Filter these entries so that only lines with the word "date" remain.

• • •

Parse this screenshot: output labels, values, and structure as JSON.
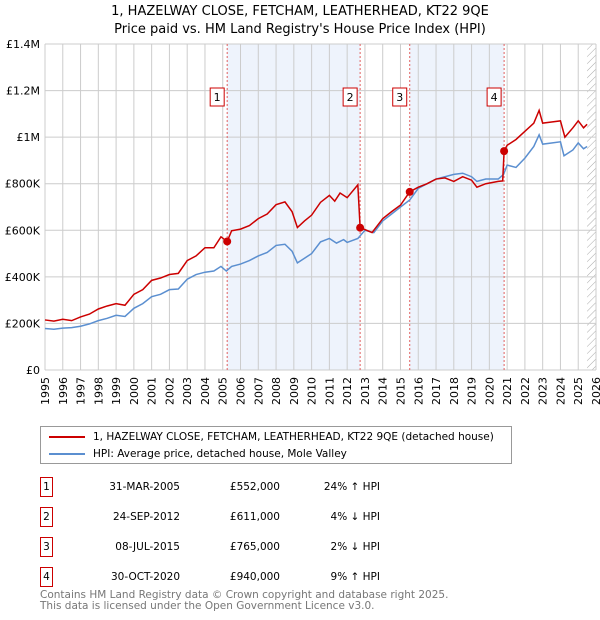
{
  "title": "1, HAZELWAY CLOSE, FETCHAM, LEATHERHEAD, KT22 9QE",
  "subtitle": "Price paid vs. HM Land Registry's House Price Index (HPI)",
  "chart_data": {
    "type": "line",
    "xlim": [
      1995,
      2026
    ],
    "ylim": [
      0,
      1400000
    ],
    "y_ticks": [
      {
        "v": 0,
        "label": "£0"
      },
      {
        "v": 200000,
        "label": "£200K"
      },
      {
        "v": 400000,
        "label": "£400K"
      },
      {
        "v": 600000,
        "label": "£600K"
      },
      {
        "v": 800000,
        "label": "£800K"
      },
      {
        "v": 1000000,
        "label": "£1M"
      },
      {
        "v": 1200000,
        "label": "£1.2M"
      },
      {
        "v": 1400000,
        "label": "£1.4M"
      }
    ],
    "x_ticks": [
      "1995",
      "1996",
      "1997",
      "1998",
      "1999",
      "2000",
      "2001",
      "2002",
      "2003",
      "2004",
      "2005",
      "2006",
      "2007",
      "2008",
      "2009",
      "2010",
      "2011",
      "2012",
      "2013",
      "2014",
      "2015",
      "2016",
      "2017",
      "2018",
      "2019",
      "2020",
      "2021",
      "2022",
      "2023",
      "2024",
      "2025",
      "2026"
    ],
    "grid": true,
    "forecast_hatch_from": 2025.5,
    "series": [
      {
        "name": "1, HAZELWAY CLOSE, FETCHAM, LEATHERHEAD, KT22 9QE (detached house)",
        "color": "#cc0000",
        "points": [
          [
            1995,
            215000
          ],
          [
            1995.5,
            210000
          ],
          [
            1996,
            218000
          ],
          [
            1996.5,
            212000
          ],
          [
            1997,
            228000
          ],
          [
            1997.5,
            240000
          ],
          [
            1998,
            262000
          ],
          [
            1998.5,
            275000
          ],
          [
            1999,
            285000
          ],
          [
            1999.5,
            278000
          ],
          [
            2000,
            325000
          ],
          [
            2000.5,
            345000
          ],
          [
            2001,
            385000
          ],
          [
            2001.5,
            395000
          ],
          [
            2002,
            410000
          ],
          [
            2002.5,
            415000
          ],
          [
            2003,
            470000
          ],
          [
            2003.5,
            490000
          ],
          [
            2004,
            525000
          ],
          [
            2004.5,
            525000
          ],
          [
            2004.9,
            572000
          ],
          [
            2005.25,
            552000
          ],
          [
            2005.5,
            598000
          ],
          [
            2006,
            605000
          ],
          [
            2006.5,
            620000
          ],
          [
            2007,
            650000
          ],
          [
            2007.5,
            670000
          ],
          [
            2008,
            710000
          ],
          [
            2008.5,
            722000
          ],
          [
            2008.9,
            680000
          ],
          [
            2009.2,
            612000
          ],
          [
            2009.6,
            640000
          ],
          [
            2010,
            665000
          ],
          [
            2010.5,
            720000
          ],
          [
            2011,
            750000
          ],
          [
            2011.3,
            725000
          ],
          [
            2011.6,
            760000
          ],
          [
            2012,
            740000
          ],
          [
            2012.6,
            795000
          ],
          [
            2012.73,
            611000
          ],
          [
            2013,
            603000
          ],
          [
            2013.4,
            590000
          ],
          [
            2013.8,
            630000
          ],
          [
            2014,
            650000
          ],
          [
            2014.5,
            680000
          ],
          [
            2015,
            708000
          ],
          [
            2015.52,
            765000
          ],
          [
            2016,
            785000
          ],
          [
            2016.5,
            800000
          ],
          [
            2017,
            820000
          ],
          [
            2017.5,
            825000
          ],
          [
            2018,
            810000
          ],
          [
            2018.5,
            830000
          ],
          [
            2019,
            815000
          ],
          [
            2019.3,
            785000
          ],
          [
            2019.8,
            800000
          ],
          [
            2020.5,
            810000
          ],
          [
            2020.75,
            812000
          ],
          [
            2020.83,
            940000
          ],
          [
            2021,
            965000
          ],
          [
            2021.5,
            990000
          ],
          [
            2022,
            1025000
          ],
          [
            2022.5,
            1060000
          ],
          [
            2022.8,
            1115000
          ],
          [
            2023,
            1060000
          ],
          [
            2023.5,
            1065000
          ],
          [
            2024,
            1070000
          ],
          [
            2024.25,
            1000000
          ],
          [
            2024.7,
            1040000
          ],
          [
            2025,
            1070000
          ],
          [
            2025.3,
            1040000
          ],
          [
            2025.5,
            1055000
          ]
        ]
      },
      {
        "name": "HPI: Average price, detached house, Mole Valley",
        "color": "#5b8fd0",
        "points": [
          [
            1995,
            178000
          ],
          [
            1995.5,
            175000
          ],
          [
            1996,
            180000
          ],
          [
            1996.5,
            182000
          ],
          [
            1997,
            188000
          ],
          [
            1997.5,
            198000
          ],
          [
            1998,
            212000
          ],
          [
            1998.5,
            222000
          ],
          [
            1999,
            235000
          ],
          [
            1999.5,
            230000
          ],
          [
            2000,
            265000
          ],
          [
            2000.5,
            285000
          ],
          [
            2001,
            315000
          ],
          [
            2001.5,
            325000
          ],
          [
            2002,
            345000
          ],
          [
            2002.5,
            348000
          ],
          [
            2003,
            390000
          ],
          [
            2003.5,
            410000
          ],
          [
            2004,
            420000
          ],
          [
            2004.5,
            425000
          ],
          [
            2004.9,
            445000
          ],
          [
            2005.2,
            425000
          ],
          [
            2005.5,
            445000
          ],
          [
            2006,
            455000
          ],
          [
            2006.5,
            470000
          ],
          [
            2007,
            490000
          ],
          [
            2007.5,
            505000
          ],
          [
            2008,
            535000
          ],
          [
            2008.5,
            540000
          ],
          [
            2008.9,
            510000
          ],
          [
            2009.2,
            460000
          ],
          [
            2009.6,
            480000
          ],
          [
            2010,
            500000
          ],
          [
            2010.5,
            550000
          ],
          [
            2011,
            565000
          ],
          [
            2011.4,
            545000
          ],
          [
            2011.8,
            560000
          ],
          [
            2012,
            548000
          ],
          [
            2012.6,
            565000
          ],
          [
            2013,
            600000
          ],
          [
            2013.5,
            590000
          ],
          [
            2014,
            640000
          ],
          [
            2014.5,
            670000
          ],
          [
            2015,
            700000
          ],
          [
            2015.52,
            730000
          ],
          [
            2016,
            780000
          ],
          [
            2016.5,
            800000
          ],
          [
            2017,
            820000
          ],
          [
            2017.5,
            830000
          ],
          [
            2018,
            840000
          ],
          [
            2018.5,
            845000
          ],
          [
            2019,
            830000
          ],
          [
            2019.3,
            810000
          ],
          [
            2019.8,
            820000
          ],
          [
            2020.5,
            820000
          ],
          [
            2020.8,
            840000
          ],
          [
            2021,
            880000
          ],
          [
            2021.5,
            870000
          ],
          [
            2022,
            910000
          ],
          [
            2022.5,
            960000
          ],
          [
            2022.8,
            1010000
          ],
          [
            2023,
            970000
          ],
          [
            2023.5,
            975000
          ],
          [
            2024,
            980000
          ],
          [
            2024.2,
            920000
          ],
          [
            2024.7,
            945000
          ],
          [
            2025,
            975000
          ],
          [
            2025.3,
            950000
          ],
          [
            2025.5,
            960000
          ]
        ]
      }
    ],
    "sales": [
      {
        "n": "1",
        "x": 2005.25,
        "y": 552000
      },
      {
        "n": "2",
        "x": 2012.73,
        "y": 611000
      },
      {
        "n": "3",
        "x": 2015.52,
        "y": 765000
      },
      {
        "n": "4",
        "x": 2020.83,
        "y": 940000
      }
    ],
    "shaded_ranges": [
      [
        2005.25,
        2012.73
      ],
      [
        2015.52,
        2020.83
      ]
    ]
  },
  "legend": {
    "property": "1, HAZELWAY CLOSE, FETCHAM, LEATHERHEAD, KT22 9QE (detached house)",
    "hpi": "HPI: Average price, detached house, Mole Valley"
  },
  "sales_table": [
    {
      "n": "1",
      "date": "31-MAR-2005",
      "price": "£552,000",
      "hpi": "24% ↑ HPI"
    },
    {
      "n": "2",
      "date": "24-SEP-2012",
      "price": "£611,000",
      "hpi": "4% ↓ HPI"
    },
    {
      "n": "3",
      "date": "08-JUL-2015",
      "price": "£765,000",
      "hpi": "2% ↓ HPI"
    },
    {
      "n": "4",
      "date": "30-OCT-2020",
      "price": "£940,000",
      "hpi": "9% ↑ HPI"
    }
  ],
  "footer": {
    "line1": "Contains HM Land Registry data © Crown copyright and database right 2025.",
    "line2": "This data is licensed under the Open Government Licence v3.0."
  }
}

• • •

» The completed task:
      "date": "31-MAR-2005",
      "date": "24-SEP-2012",
      "date": "08-JUL-2015",
      "date": "30-OCT-2020",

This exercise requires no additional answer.